** Start of Data to use **
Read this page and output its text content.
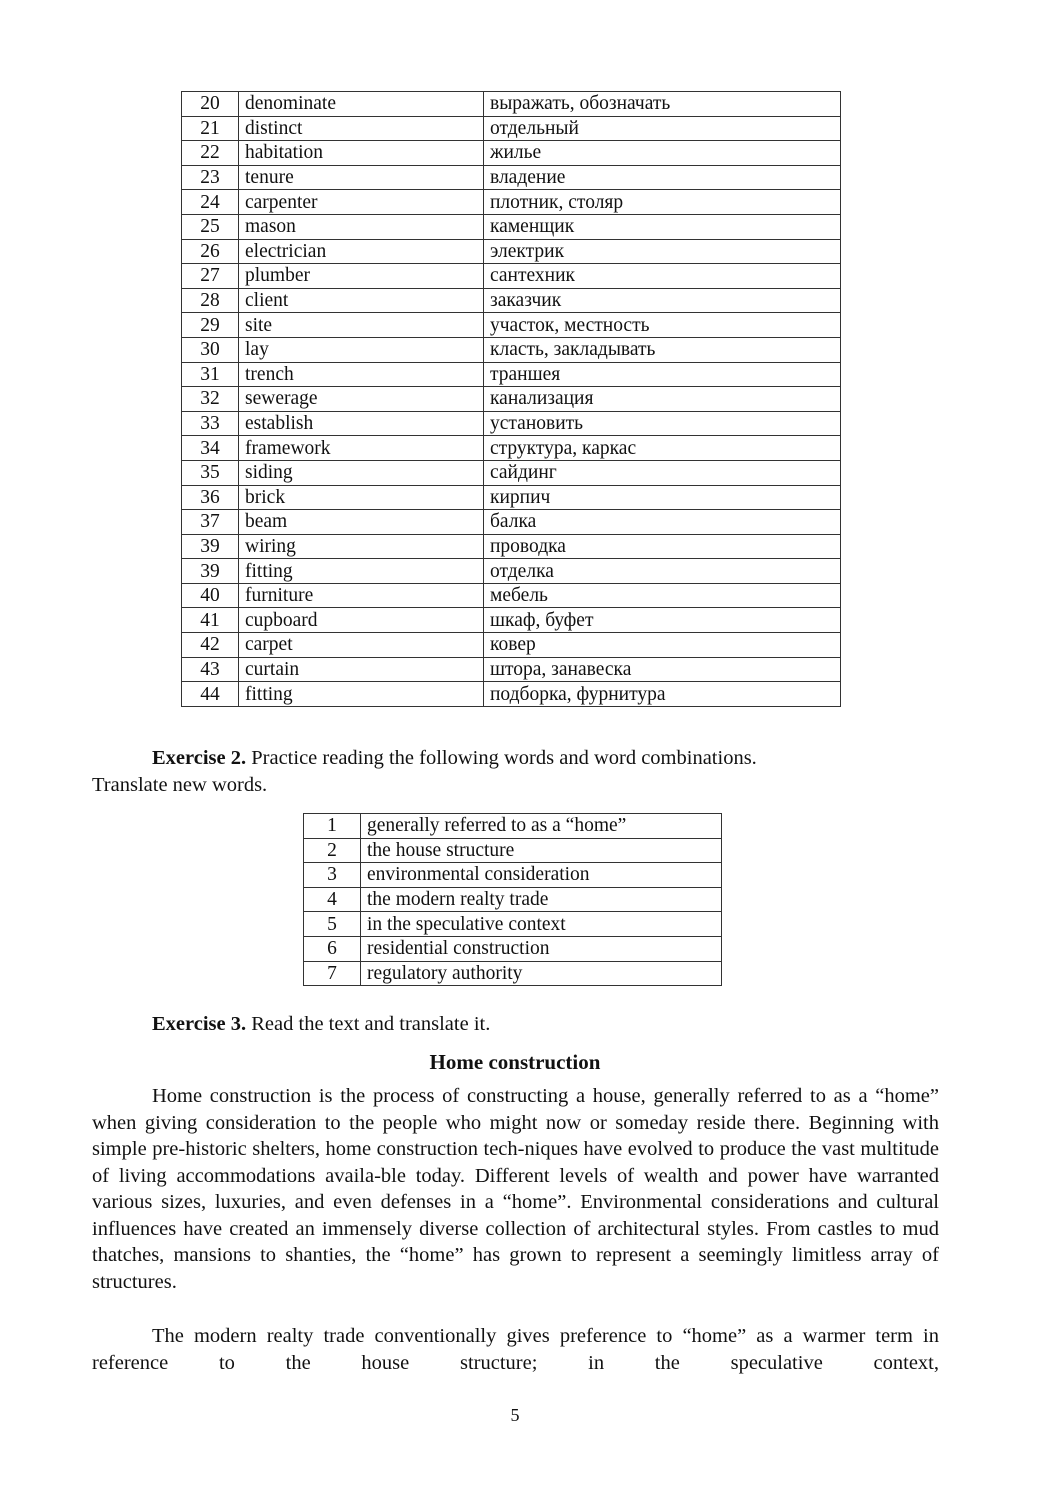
20	denominate	выражать, обозначать
21	distinct	отдельный
22	habitation	жилье
23	tenure	владение
24	carpenter	плотник, столяр
25	mason	каменщик
26	electrician	электрик
27	plumber	сантехник
28	client	заказчик
29	site	участок, местность
30	lay	класть, закладывать
31	trench	траншея
32	sewerage	канализация
33	establish	установить
34	framework	структура, каркас
35	siding	сайдинг
36	brick	кирпич
37	beam	балка
39	wiring	проводка
39	fitting	отделка
40	furniture	мебель
41	cupboard	шкаф, буфет
42	carpet	ковер
43	curtain	штора, занавеска
44	fitting	подборка, фурнитура

Exercise 2. Practice reading the following words and word combinations.
Translate new words.

1	generally referred to as a “home”
2	the house structure
3	environmental consideration
4	the modern realty trade
5	in the speculative context
6	residential construction
7	regulatory authority

Exercise 3. Read the text and translate it.

Home construction

Home construction is the process of constructing a house, generally referred to as a “home” when giving consideration to the people who might now or someday reside there. Beginning with simple pre-historic shelters, home construction tech-niques have evolved to produce the vast multitude of living accommodations availa-ble today. Different levels of wealth and power have warranted various sizes, luxuries, and even defenses in a “home”. Environmental considerations and cultural influences have created an immensely diverse collection of architectural styles. From castles to mud thatches, mansions to shanties, the “home” has grown to represent a seemingly limitless array of structures.

The modern realty trade conventionally gives preference to “home” as a warmer term in reference to the house structure; in the speculative context,

5
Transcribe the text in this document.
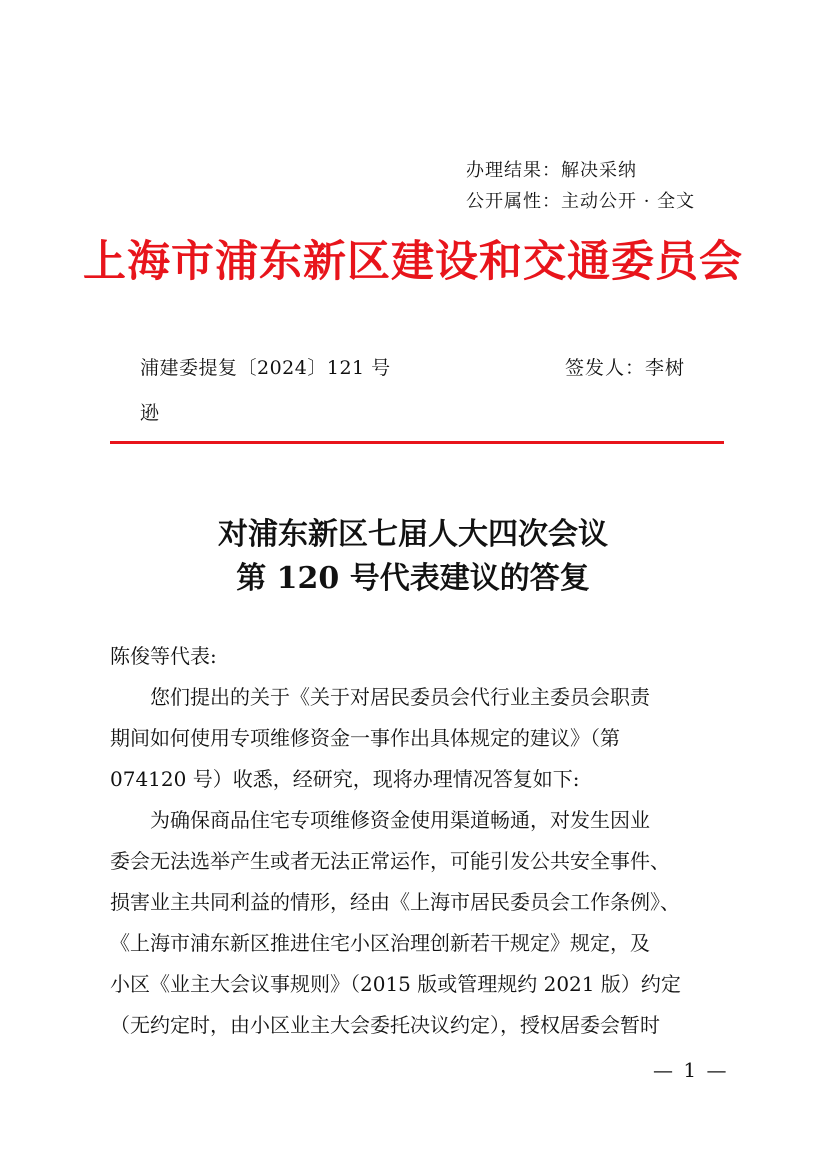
办理结果：解决采纳
公开属性：主动公开 · 全文
上海市浦东新区建设和交通委员会
浦建委提复〔2024〕121 号	签发人：李树
逊
对浦东新区七届人大四次会议
第 120 号代表建议的答复
陈俊等代表:
您们提出的关于《关于对居民委员会代行业主委员会职责
期间如何使用专项维修资金一事作出具体规定的建议》（第
074120 号）收悉，经研究，现将办理情况答复如下:
为确保商品住宅专项维修资金使用渠道畅通，对发生因业
委会无法选举产生或者无法正常运作，可能引发公共安全事件、
损害业主共同利益的情形，经由《上海市居民委员会工作条例》、
《上海市浦东新区推进住宅小区治理创新若干规定》规定，及
小区《业主大会议事规则》（2015 版或管理规约 2021 版）约定
（无约定时，由小区业主大会委托决议约定），授权居委会暂时
— 1 —
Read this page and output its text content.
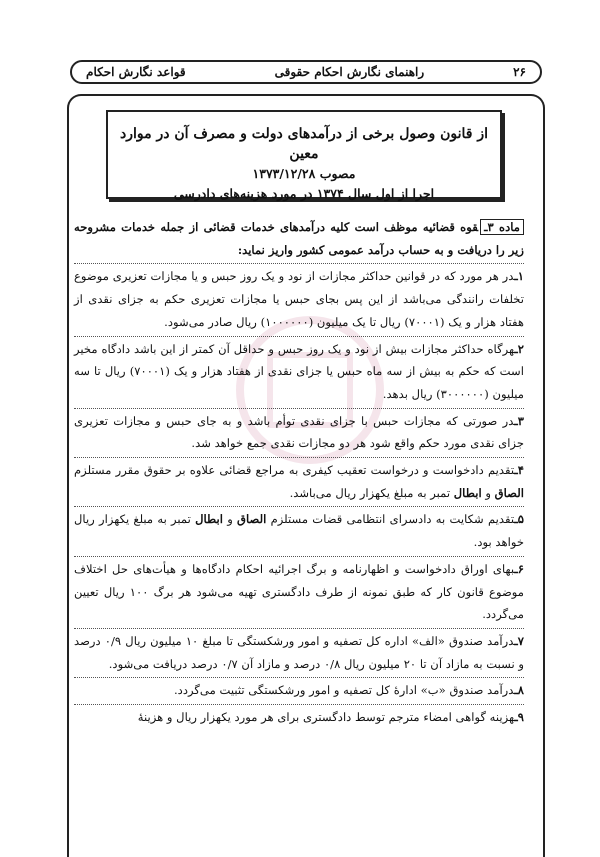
۲۶
راهنمای نگارش احکام حقوقی
قواعد نگارش احکام
از قانون وصول برخی از درآمدهای دولت و مصرف آن در موارد معین
مصوب ۱۳۷۳/۱۲/۲۸
اجرا از اول سال ۱۳۷۴ در مورد هزینه‌های دادرسی

ماده ۳ـقوه قضائیه موظف است کلیه درآمدهای خدمات قضائی از جمله خدمات مشروحه زیر را دریافت و به حساب درآمد عمومی کشور واریز نماید:

۱ـدر هر مورد که در قوانین حداکثر مجازات از نود و یک روز حبس و یا مجازات تعزیری موضوع تخلفات رانندگی می‌باشد از این پس بجای حبس یا مجازات تعزیری حکم به جزای نقدی از هفتاد هزار و یک (۷۰۰۰۱) ریال تا یک میلیون (۱۰۰۰۰۰۰) ریال صادر می‌شود.

۲ـهرگاه حداکثر مجازات بیش از نود و یک روز حبس و حداقل آن کمتر از این باشد دادگاه مخیر است که حکم به بیش از سه ماه حبس یا جزای نقدی از هفتاد هزار و یک (۷۰۰۰۱) ریال تا سه میلیون (۳۰۰۰۰۰۰) ریال بدهد.

۳ـدر صورتی که مجازات حبس با جزای نقدی توأم باشد و به جای حبس و مجازات تعزیری جزای نقدی مورد حکم واقع شود هر دو مجازات نقدی جمع خواهد شد.

۴ـتقدیم دادخواست و درخواست تعقیب کیفری به مراجع قضائی علاوه بر حقوق مقرر مستلزم الصاق و ابطال تمبر به مبلغ یکهزار ریال می‌باشد.

۵ـتقدیم شکایت به دادسرای انتظامی قضات مستلزم الصاق و ابطال تمبر به مبلغ یکهزار ریال خواهد بود.

۶ـبهای اوراق دادخواست و اظهارنامه و برگ اجرائیه احکام دادگاه‌ها و هیأت‌های حل اختلاف موضوع قانون کار که طبق نمونه از طرف دادگستری تهیه می‌شود هر برگ ۱۰۰ ریال تعیین می‌گردد.

۷ـدرآمد صندوق «الف» اداره کل تصفیه و امور ورشکستگی تا مبلغ ۱۰ میلیون ریال ۰/۹ درصد و نسبت به مازاد آن تا ۲۰ میلیون ریال ۰/۸ درصد و مازاد آن ۰/۷ درصد دریافت می‌شود.

۸ـدرآمد صندوق «ب» ادارهٔ کل تصفیه و امور ورشکستگی تثبیت می‌گردد.

۹ـهزینه گواهی امضاء مترجم توسط دادگستری برای هر مورد یکهزار ریال و هزینهٔ
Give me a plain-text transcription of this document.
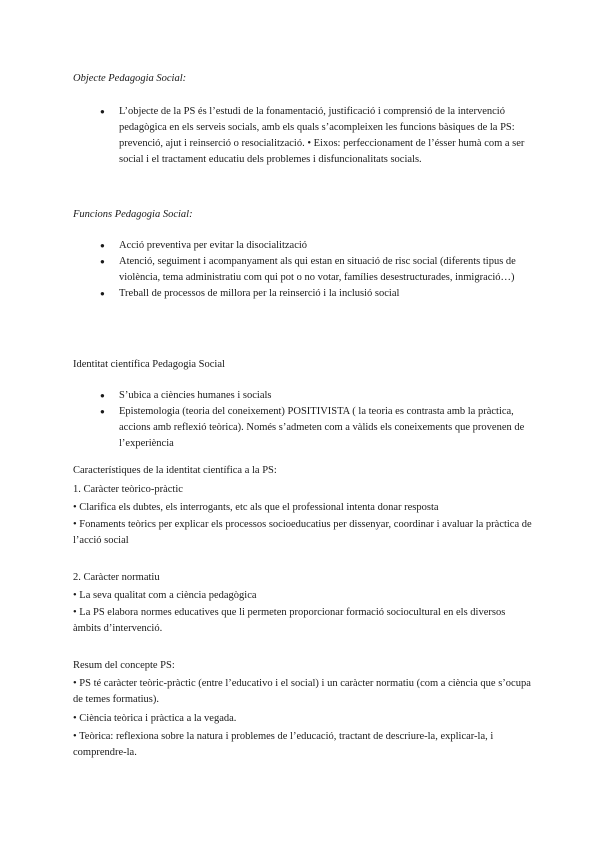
Objecte Pedagogia Social:

● L’objecte de la PS és l’estudi de la fonamentació, justificació i comprensió de la intervenció pedagògica en els serveis socials, amb els quals s’acompleixen les funcions bàsiques de la PS: prevenció, ajut i reinserció o resocialització. • Eixos: perfeccionament de l’ésser humà com a ser social i el tractament educatiu dels problemes i disfuncionalitats socials.

Funcions Pedagogia Social:

● Acció preventiva per evitar la disocialització
● Atenció, seguiment i acompanyament als qui estan en situació de risc social (diferents tipus de violència, tema administratiu com qui pot o no votar, famílies desestructurades, inmigració…)
● Treball de processos de millora per la reinserció i la inclusió social

Identitat científica Pedagogia Social

● S’ubica a ciències humanes i socials
● Epistemologia (teoria del coneixement) POSITIVISTA ( la teoria es contrasta amb la pràctica, accions amb reflexió teòrica). Només s’admeten com a vàlids els coneixements que provenen de l’experiència

Característiques de la identitat científica a la PS:

1. Caràcter teòrico-pràctic

• Clarifica els dubtes, els interrogants, etc als que el professional intenta donar resposta

• Fonaments teòrics per explicar els processos socioeducatius per dissenyar, coordinar i avaluar la pràctica de l’acció social

2. Caràcter normatiu

• La seva qualitat com a ciència pedagògica

• La PS elabora normes educatives que li permeten proporcionar formació sociocultural en els diversos àmbits d’intervenció.

Resum del concepte PS:

• PS té caràcter teòric-pràctic (entre l’educativo i el social) i un caràcter normatiu (com a ciència que s’ocupa de temes formatius).

• Ciència teòrica i pràctica a la vegada.

• Teòrica: reflexiona sobre la natura i problemes de l’educació, tractant de descriure-la, explicar-la, i comprendre-la.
** End of Data to use **
*Aim*: Transcribe each line above verbatim, with the pictures left out.

*Answer to the exercise*:
Read this page and output its text content.
20	denominate	выражать, обозначать
21	distinct	отдельный
22	habitation	жилье
23	tenure	владение
24	carpenter	плотник, столяр
25	mason	каменщик
26	electrician	электрик
27	plumber	сантехник
28	client	заказчик
29	site	участок, местность
30	lay	класть, закладывать
31	trench	траншея
32	sewerage	канализация
33	establish	установить
34	framework	структура, каркас
35	siding	сайдинг
36	brick	кирпич
37	beam	балка
39	wiring	проводка
39	fitting	отделка
40	furniture	мебель
41	cupboard	шкаф, буфет
42	carpet	ковер
43	curtain	штора, занавеска
44	fitting	подборка, фурнитура

Exercise 2. Practice reading the following words and word combinations.
Translate new words.

1	generally referred to as a “home”
2	the house structure
3	environmental consideration
4	the modern realty trade
5	in the speculative context
6	residential construction
7	regulatory authority

Exercise 3. Read the text and translate it.

Home construction

Home construction is the process of constructing a house, generally referred to as a “home” when giving consideration to the people who might now or someday reside there. Beginning with simple pre-historic shelters, home construction tech-niques have evolved to produce the vast multitude of living accommodations availa-ble today. Different levels of wealth and power have warranted various sizes, luxuries, and even defenses in a “home”. Environmental considerations and cultural influences have created an immensely diverse collection of architectural styles. From castles to mud thatches, mansions to shanties, the “home” has grown to represent a seemingly limitless array of structures.

The modern realty trade conventionally gives preference to “home” as a warmer term in reference to the house structure; in the speculative context,

5
Transcribe the text in this document.
办理结果：解决采纳
公开属性：主动公开 · 全文
上海市浦东新区建设和交通委员会
浦建委提复〔2024〕121 号	签发人：李树
逊
对浦东新区七届人大四次会议
第 120 号代表建议的答复
陈俊等代表:
您们提出的关于《关于对居民委员会代行业主委员会职责
期间如何使用专项维修资金一事作出具体规定的建议》（第
074120 号）收悉，经研究，现将办理情况答复如下:
为确保商品住宅专项维修资金使用渠道畅通，对发生因业
委会无法选举产生或者无法正常运作，可能引发公共安全事件、
损害业主共同利益的情形，经由《上海市居民委员会工作条例》、
《上海市浦东新区推进住宅小区治理创新若干规定》规定，及
小区《业主大会议事规则》（2015 版或管理规约 2021 版）约定
（无约定时，由小区业主大会委托决议约定），授权居委会暂时
— 1 —
Read this page and output its text content.
۲۶
راهنمای نگارش احکام حقوقی
قواعد نگارش احکام
از قانون وصول برخی از درآمدهای دولت و مصرف آن در موارد معین
مصوب ۱۳۷۳/۱۲/۲۸
اجرا از اول سال ۱۳۷۴ در مورد هزینه‌های دادرسی

ماده ۳ـقوه قضائیه موظف است کلیه درآمدهای خدمات قضائی از جمله خدمات مشروحه زیر را دریافت و به حساب درآمد عمومی کشور واریز نماید:

۱ـدر هر مورد که در قوانین حداکثر مجازات از نود و یک روز حبس و یا مجازات تعزیری موضوع تخلفات رانندگی می‌باشد از این پس بجای حبس یا مجازات تعزیری حکم به جزای نقدی از هفتاد هزار و یک (۷۰۰۰۱) ریال تا یک میلیون (۱۰۰۰۰۰۰) ریال صادر می‌شود.

۲ـهرگاه حداکثر مجازات بیش از نود و یک روز حبس و حداقل آن کمتر از این باشد دادگاه مخیر است که حکم به بیش از سه ماه حبس یا جزای نقدی از هفتاد هزار و یک (۷۰۰۰۱) ریال تا سه میلیون (۳۰۰۰۰۰۰) ریال بدهد.

۳ـدر صورتی که مجازات حبس با جزای نقدی توأم باشد و به جای حبس و مجازات تعزیری جزای نقدی مورد حکم واقع شود هر دو مجازات نقدی جمع خواهد شد.

۴ـتقدیم دادخواست و درخواست تعقیب کیفری به مراجع قضائی علاوه بر حقوق مقرر مستلزم الصاق و ابطال تمبر به مبلغ یکهزار ریال می‌باشد.

۵ـتقدیم شکایت به دادسرای انتظامی قضات مستلزم الصاق و ابطال تمبر به مبلغ یکهزار ریال خواهد بود.

۶ـبهای اوراق دادخواست و اظهارنامه و برگ اجرائیه احکام دادگاه‌ها و هیأت‌های حل اختلاف موضوع قانون کار که طبق نمونه از طرف دادگستری تهیه می‌شود هر برگ ۱۰۰ ریال تعیین می‌گردد.

۷ـدرآمد صندوق «الف» اداره کل تصفیه و امور ورشکستگی تا مبلغ ۱۰ میلیون ریال ۰/۹ درصد و نسبت به مازاد آن تا ۲۰ میلیون ریال ۰/۸ درصد و مازاد آن ۰/۷ درصد دریافت می‌شود.

۸ـدرآمد صندوق «ب» ادارهٔ کل تصفیه و امور ورشکستگی تثبیت می‌گردد.

۹ـهزینه گواهی امضاء مترجم توسط دادگستری برای هر مورد یکهزار ریال و هزینهٔ
Give me a plain-text transcription of this document.
Objecte Pedagogia Social:

● L’objecte de la PS és l’estudi de la fonamentació, justificació i comprensió de la intervenció pedagògica en els serveis socials, amb els quals s’acompleixen les funcions bàsiques de la PS: prevenció, ajut i reinserció o resocialització. • Eixos: perfeccionament de l’ésser humà com a ser social i el tractament educatiu dels problemes i disfuncionalitats socials.

Funcions Pedagogia Social:

● Acció preventiva per evitar la disocialització
● Atenció, seguiment i acompanyament als qui estan en situació de risc social (diferents tipus de violència, tema administratiu com qui pot o no votar, famílies desestructurades, inmigració…)
● Treball de processos de millora per la reinserció i la inclusió social

Identitat científica Pedagogia Social

● S’ubica a ciències humanes i socials
● Epistemologia (teoria del coneixement) POSITIVISTA ( la teoria es contrasta amb la pràctica, accions amb reflexió teòrica). Només s’admeten com a vàlids els coneixements que provenen de l’experiència

Característiques de la identitat científica a la PS:

1. Caràcter teòrico-pràctic

• Clarifica els dubtes, els interrogants, etc als que el professional intenta donar resposta

• Fonaments teòrics per explicar els processos socioeducatius per dissenyar, coordinar i avaluar la pràctica de l’acció social

2. Caràcter normatiu

• La seva qualitat com a ciència pedagògica

• La PS elabora normes educatives que li permeten proporcionar formació sociocultural en els diversos àmbits d’intervenció.

Resum del concepte PS:

• PS té caràcter teòric-pràctic (entre l’educativo i el social) i un caràcter normatiu (com a ciència que s’ocupa de temes formatius).

• Ciència teòrica i pràctica a la vegada.

• Teòrica: reflexiona sobre la natura i problemes de l’educació, tractant de descriure-la, explicar-la, i comprendre-la.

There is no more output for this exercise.